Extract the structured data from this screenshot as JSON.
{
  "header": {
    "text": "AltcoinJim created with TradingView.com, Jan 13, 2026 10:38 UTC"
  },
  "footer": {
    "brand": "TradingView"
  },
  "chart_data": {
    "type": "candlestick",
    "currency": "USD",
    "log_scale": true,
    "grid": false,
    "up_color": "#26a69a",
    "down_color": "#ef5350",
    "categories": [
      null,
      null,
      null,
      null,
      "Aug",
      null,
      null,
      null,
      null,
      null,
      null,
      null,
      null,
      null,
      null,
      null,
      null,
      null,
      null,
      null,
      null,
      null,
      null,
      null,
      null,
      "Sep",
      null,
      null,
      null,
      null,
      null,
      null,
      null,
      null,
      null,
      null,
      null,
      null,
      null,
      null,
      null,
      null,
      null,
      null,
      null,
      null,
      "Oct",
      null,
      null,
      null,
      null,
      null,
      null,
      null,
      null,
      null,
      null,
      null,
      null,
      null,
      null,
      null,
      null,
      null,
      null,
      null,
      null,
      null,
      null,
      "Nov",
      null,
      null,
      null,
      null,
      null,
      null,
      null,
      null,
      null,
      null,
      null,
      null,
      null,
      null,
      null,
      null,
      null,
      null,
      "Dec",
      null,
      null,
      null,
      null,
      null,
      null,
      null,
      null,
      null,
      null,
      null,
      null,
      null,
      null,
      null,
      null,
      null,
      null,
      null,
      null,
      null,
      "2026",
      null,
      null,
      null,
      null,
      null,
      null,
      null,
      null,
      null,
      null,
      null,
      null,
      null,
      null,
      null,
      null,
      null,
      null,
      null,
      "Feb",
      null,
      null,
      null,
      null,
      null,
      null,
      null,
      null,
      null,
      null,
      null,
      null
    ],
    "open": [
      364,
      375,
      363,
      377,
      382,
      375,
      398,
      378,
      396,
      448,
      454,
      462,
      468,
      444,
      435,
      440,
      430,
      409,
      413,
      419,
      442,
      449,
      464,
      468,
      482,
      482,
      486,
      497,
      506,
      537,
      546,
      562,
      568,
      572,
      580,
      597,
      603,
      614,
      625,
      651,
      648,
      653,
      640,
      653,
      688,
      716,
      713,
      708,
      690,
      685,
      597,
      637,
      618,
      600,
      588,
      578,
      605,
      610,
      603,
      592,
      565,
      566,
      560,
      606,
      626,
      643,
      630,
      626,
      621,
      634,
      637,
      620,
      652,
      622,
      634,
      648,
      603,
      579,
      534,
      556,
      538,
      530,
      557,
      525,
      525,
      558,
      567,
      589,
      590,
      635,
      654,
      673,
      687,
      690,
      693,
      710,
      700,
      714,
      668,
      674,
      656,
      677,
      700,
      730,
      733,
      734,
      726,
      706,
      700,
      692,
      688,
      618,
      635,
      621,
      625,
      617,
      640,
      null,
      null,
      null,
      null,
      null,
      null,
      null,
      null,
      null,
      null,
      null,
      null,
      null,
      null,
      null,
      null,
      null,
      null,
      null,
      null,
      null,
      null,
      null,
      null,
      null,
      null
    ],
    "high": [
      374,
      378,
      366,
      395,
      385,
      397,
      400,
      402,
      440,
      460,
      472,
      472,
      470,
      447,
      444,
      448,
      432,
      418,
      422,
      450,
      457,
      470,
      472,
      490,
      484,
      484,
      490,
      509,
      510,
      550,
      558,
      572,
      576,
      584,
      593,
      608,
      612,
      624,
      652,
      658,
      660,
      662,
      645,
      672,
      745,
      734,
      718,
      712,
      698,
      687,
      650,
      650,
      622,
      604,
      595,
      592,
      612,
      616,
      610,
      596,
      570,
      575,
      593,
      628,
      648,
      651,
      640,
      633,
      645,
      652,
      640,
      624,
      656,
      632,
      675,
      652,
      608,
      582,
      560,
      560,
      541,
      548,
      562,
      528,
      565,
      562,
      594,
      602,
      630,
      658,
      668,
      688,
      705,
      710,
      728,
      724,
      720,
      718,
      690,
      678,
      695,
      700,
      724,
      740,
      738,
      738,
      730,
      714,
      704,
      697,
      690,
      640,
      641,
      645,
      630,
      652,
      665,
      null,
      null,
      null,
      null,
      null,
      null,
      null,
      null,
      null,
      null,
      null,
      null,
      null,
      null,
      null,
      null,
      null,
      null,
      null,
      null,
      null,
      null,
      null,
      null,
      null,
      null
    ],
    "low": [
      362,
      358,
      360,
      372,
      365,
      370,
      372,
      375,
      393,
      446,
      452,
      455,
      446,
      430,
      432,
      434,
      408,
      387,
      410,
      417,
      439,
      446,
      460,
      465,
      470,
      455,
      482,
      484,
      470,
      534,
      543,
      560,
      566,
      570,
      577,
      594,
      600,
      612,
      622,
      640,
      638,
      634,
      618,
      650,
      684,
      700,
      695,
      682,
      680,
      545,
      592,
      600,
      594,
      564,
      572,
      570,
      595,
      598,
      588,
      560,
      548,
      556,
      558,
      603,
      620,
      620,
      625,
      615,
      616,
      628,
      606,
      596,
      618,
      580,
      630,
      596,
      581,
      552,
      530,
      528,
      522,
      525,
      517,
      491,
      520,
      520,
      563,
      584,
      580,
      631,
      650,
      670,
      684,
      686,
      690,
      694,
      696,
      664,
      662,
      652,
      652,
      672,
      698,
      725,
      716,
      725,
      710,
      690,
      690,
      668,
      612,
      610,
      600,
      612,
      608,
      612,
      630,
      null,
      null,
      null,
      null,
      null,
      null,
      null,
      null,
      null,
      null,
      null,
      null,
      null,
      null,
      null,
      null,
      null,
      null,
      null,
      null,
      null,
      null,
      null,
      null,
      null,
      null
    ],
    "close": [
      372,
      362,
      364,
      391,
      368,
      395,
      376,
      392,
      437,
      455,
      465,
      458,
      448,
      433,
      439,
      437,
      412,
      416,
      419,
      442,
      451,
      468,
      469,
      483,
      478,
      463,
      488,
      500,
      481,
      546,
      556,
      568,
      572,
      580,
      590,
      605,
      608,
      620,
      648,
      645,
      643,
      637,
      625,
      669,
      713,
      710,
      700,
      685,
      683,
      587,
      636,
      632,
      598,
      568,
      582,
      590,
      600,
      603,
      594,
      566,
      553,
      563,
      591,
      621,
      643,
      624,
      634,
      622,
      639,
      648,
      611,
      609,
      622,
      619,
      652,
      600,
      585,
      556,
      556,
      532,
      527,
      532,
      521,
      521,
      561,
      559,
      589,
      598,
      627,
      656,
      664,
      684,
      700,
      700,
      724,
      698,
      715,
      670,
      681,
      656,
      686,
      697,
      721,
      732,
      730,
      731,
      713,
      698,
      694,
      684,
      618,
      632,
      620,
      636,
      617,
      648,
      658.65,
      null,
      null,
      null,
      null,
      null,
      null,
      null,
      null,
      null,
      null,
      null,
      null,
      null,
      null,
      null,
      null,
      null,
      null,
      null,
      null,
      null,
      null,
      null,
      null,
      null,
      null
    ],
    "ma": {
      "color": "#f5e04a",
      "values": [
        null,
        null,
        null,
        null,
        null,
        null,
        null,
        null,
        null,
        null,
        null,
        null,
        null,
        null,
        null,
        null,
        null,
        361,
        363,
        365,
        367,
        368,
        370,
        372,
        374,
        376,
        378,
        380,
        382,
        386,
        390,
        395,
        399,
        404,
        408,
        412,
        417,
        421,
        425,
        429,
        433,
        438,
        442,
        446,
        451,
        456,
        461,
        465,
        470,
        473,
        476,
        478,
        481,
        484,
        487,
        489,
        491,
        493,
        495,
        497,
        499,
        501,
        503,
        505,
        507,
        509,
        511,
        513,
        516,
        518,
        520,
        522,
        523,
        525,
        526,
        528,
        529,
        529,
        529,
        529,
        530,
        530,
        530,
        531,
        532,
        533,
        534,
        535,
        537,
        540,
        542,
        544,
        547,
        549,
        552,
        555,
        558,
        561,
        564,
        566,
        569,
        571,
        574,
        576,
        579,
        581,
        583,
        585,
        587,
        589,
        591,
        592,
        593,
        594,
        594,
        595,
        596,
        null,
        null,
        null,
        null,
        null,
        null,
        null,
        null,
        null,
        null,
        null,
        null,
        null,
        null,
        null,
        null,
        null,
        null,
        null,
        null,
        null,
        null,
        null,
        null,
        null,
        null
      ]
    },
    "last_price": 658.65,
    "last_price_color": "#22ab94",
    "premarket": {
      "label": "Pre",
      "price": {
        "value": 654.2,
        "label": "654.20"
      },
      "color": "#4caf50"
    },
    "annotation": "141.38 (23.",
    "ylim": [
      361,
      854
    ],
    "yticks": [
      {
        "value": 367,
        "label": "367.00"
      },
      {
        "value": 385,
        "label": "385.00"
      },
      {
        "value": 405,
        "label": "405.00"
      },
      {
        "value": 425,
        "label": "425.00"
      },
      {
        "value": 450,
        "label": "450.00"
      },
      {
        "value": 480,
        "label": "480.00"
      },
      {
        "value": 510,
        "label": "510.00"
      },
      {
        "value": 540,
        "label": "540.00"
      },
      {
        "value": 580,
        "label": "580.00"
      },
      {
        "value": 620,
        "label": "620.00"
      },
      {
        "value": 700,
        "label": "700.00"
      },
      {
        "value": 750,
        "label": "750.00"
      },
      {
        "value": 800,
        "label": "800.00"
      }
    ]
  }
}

GIVEN PROBLEM: Your task is to report how many lines of the material include the string "TradingView". Give the number and no other words.

EXPECTED ANSWER: 2